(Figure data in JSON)

▼

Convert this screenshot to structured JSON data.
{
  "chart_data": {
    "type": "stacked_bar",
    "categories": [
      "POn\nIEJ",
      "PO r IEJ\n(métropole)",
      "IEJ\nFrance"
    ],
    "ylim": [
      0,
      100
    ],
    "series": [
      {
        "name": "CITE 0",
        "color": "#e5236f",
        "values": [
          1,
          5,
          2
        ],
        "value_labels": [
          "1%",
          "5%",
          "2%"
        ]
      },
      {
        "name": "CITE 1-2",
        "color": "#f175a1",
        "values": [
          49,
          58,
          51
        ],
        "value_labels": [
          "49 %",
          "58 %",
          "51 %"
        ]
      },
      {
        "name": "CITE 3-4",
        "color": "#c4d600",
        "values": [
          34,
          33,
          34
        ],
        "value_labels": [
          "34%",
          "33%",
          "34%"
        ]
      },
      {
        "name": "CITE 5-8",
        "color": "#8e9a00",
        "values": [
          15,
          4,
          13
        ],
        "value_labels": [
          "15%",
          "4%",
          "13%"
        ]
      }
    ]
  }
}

▲

» **EXERCISE OBJECTIVE**:
Each entry above is to be set down again in exactly the same words.

» **WORKED SOLUTION**:
Convert this screenshot to structured JSON data.
{
  "chart_data": {
    "type": "stacked_bar",
    "categories": [
      "POn\nIEJ",
      "PO r IEJ\n(métropole)",
      "IEJ\nFrance"
    ],
    "ylim": [
      0,
      100
    ],
    "series": [
      {
        "name": "CITE 0",
        "color": "#e5236f",
        "values": [
          1,
          5,
          2
        ],
        "value_labels": [
          "1%",
          "5%",
          "2%"
        ]
      },
      {
        "name": "CITE 1-2",
        "color": "#f175a1",
        "values": [
          49,
          58,
          51
        ],
        "value_labels": [
          "49 %",
          "58 %",
          "51 %"
        ]
      },
      {
        "name": "CITE 3-4",
        "color": "#c4d600",
        "values": [
          34,
          33,
          34
        ],
        "value_labels": [
          "34%",
          "33%",
          "34%"
        ]
      },
      {
        "name": "CITE 5-8",
        "color": "#8e9a00",
        "values": [
          15,
          4,
          13
        ],
        "value_labels": [
          "15%",
          "4%",
          "13%"
        ]
      }
    ]
  }
}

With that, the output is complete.